* _Your goal_: Below are the records; copy each line in them that holds the word "offshore".

* _Data listing_:
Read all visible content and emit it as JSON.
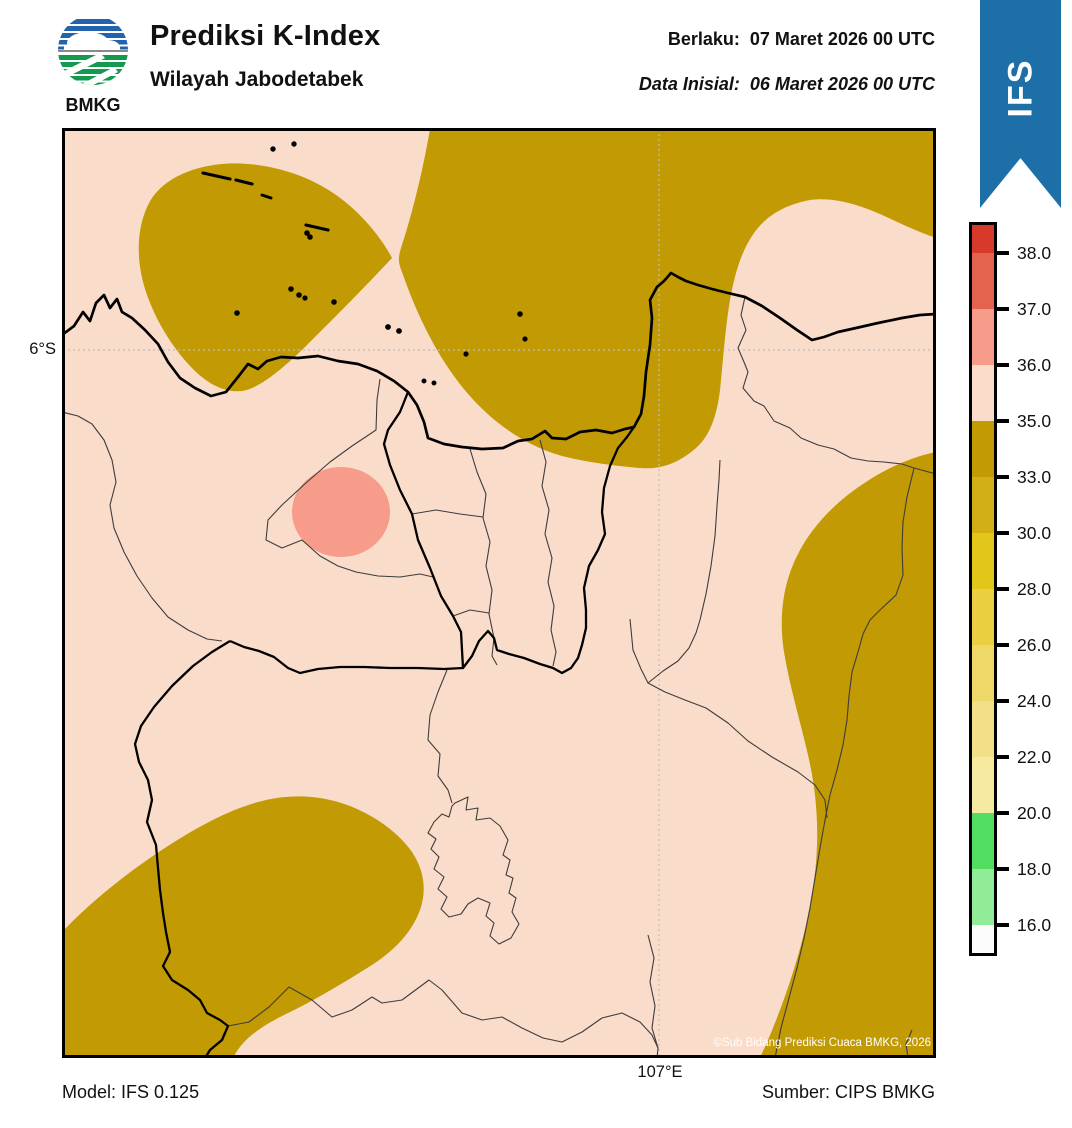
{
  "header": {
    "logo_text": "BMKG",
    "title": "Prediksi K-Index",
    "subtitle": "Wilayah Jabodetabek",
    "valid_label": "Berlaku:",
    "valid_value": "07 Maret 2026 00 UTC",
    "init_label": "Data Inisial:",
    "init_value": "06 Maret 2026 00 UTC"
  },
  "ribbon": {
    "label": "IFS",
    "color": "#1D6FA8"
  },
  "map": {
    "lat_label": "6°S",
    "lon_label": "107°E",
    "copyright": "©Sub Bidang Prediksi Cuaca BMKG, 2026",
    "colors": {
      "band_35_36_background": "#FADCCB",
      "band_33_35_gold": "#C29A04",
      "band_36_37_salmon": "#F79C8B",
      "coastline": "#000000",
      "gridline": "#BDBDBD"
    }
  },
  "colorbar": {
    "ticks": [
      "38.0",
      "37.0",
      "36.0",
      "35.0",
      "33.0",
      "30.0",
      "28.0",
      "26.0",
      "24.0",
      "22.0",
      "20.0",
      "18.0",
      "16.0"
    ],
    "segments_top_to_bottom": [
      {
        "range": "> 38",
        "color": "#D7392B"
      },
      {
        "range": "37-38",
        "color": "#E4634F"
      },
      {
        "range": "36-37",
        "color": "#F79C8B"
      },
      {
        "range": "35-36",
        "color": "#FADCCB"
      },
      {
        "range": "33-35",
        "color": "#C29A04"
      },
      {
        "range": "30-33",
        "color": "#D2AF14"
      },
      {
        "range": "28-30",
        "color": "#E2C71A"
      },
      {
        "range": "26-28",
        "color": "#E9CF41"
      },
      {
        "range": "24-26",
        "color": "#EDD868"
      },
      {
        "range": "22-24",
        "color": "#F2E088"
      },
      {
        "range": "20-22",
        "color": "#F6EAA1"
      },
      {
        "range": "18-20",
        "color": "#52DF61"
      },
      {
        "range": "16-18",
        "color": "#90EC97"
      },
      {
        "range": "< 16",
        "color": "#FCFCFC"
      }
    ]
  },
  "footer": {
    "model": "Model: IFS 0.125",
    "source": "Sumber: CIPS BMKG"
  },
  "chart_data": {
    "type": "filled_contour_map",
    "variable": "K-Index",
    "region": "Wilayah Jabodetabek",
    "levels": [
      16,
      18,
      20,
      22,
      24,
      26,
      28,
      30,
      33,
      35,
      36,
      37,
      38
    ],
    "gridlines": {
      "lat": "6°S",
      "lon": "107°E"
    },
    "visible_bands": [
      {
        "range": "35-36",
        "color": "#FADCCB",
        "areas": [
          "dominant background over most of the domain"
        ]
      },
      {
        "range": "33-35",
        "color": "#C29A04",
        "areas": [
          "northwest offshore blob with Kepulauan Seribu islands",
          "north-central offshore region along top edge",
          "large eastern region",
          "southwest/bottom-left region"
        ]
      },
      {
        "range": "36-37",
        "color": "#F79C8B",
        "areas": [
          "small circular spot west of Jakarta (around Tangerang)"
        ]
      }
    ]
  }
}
* * *
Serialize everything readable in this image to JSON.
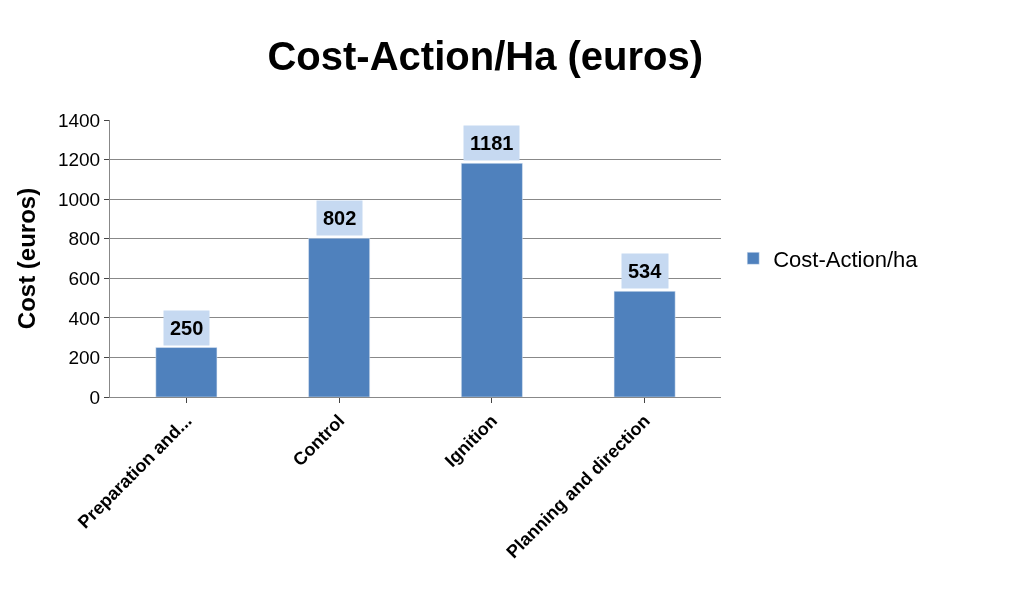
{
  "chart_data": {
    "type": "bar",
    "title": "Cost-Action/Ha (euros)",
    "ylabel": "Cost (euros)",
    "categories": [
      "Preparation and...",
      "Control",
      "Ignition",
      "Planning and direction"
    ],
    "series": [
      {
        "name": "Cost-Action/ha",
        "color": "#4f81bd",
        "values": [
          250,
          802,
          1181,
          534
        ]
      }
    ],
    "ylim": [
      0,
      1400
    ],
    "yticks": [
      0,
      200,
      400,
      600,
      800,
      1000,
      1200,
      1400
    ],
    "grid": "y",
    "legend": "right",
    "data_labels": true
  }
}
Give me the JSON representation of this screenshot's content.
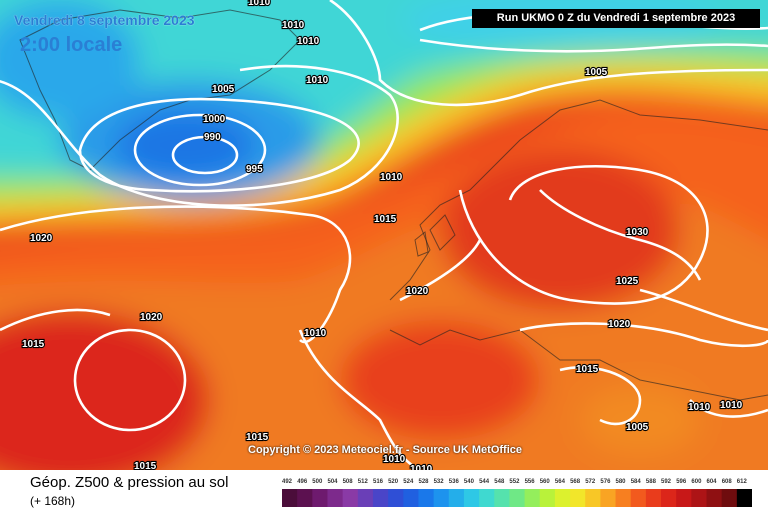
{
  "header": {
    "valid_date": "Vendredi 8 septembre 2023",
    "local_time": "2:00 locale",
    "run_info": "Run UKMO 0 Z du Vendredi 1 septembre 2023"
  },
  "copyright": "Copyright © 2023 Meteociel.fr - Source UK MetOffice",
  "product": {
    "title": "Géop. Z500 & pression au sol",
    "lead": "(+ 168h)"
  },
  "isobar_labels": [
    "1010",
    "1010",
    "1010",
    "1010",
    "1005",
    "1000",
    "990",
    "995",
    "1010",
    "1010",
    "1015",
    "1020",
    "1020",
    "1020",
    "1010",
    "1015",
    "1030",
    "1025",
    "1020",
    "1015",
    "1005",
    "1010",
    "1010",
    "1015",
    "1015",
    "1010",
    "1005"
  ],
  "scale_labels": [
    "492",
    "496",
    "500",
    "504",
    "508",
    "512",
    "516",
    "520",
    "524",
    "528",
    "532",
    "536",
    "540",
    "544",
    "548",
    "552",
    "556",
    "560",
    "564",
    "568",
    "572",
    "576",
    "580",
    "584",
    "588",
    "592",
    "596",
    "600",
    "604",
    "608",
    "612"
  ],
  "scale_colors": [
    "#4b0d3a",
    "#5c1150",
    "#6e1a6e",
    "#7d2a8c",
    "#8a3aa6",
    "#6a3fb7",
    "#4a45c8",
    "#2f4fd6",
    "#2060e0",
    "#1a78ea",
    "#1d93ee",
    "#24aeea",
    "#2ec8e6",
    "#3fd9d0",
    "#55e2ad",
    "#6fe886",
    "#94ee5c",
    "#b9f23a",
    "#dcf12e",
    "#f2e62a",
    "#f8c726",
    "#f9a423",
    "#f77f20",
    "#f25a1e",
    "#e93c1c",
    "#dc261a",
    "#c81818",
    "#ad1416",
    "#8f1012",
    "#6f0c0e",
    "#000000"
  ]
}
==
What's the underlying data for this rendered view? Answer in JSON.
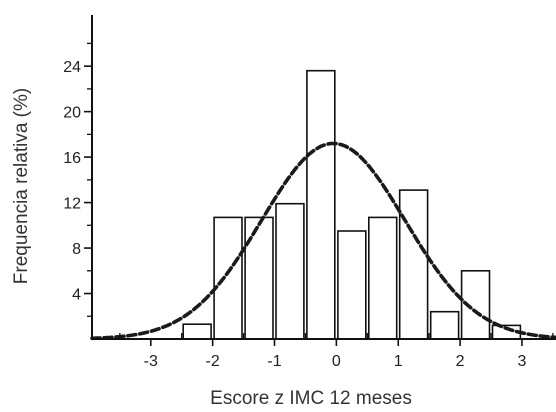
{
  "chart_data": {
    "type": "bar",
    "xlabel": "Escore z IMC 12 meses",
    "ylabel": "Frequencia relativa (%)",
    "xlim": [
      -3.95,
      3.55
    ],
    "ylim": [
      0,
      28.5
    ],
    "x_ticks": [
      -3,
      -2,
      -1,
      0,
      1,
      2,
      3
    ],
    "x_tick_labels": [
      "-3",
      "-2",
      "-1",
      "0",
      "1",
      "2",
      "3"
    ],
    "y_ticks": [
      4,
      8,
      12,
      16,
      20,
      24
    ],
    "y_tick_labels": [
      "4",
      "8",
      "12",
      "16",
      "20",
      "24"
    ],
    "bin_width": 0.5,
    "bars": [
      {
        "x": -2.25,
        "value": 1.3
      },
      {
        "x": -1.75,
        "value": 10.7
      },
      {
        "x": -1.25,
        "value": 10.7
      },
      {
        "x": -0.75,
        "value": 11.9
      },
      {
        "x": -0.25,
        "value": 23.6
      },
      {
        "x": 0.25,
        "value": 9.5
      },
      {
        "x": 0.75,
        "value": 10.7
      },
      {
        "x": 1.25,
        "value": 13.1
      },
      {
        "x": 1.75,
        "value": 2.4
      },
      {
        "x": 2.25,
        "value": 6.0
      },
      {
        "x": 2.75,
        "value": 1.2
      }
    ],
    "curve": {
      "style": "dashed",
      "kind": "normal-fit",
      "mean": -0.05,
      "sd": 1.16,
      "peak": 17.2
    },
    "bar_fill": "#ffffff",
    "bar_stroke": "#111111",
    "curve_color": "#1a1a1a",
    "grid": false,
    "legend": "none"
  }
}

* _The response_:
          "northwest offshore blob with Kepulauan Seribu islands",
          "north-central offshore region along top edge",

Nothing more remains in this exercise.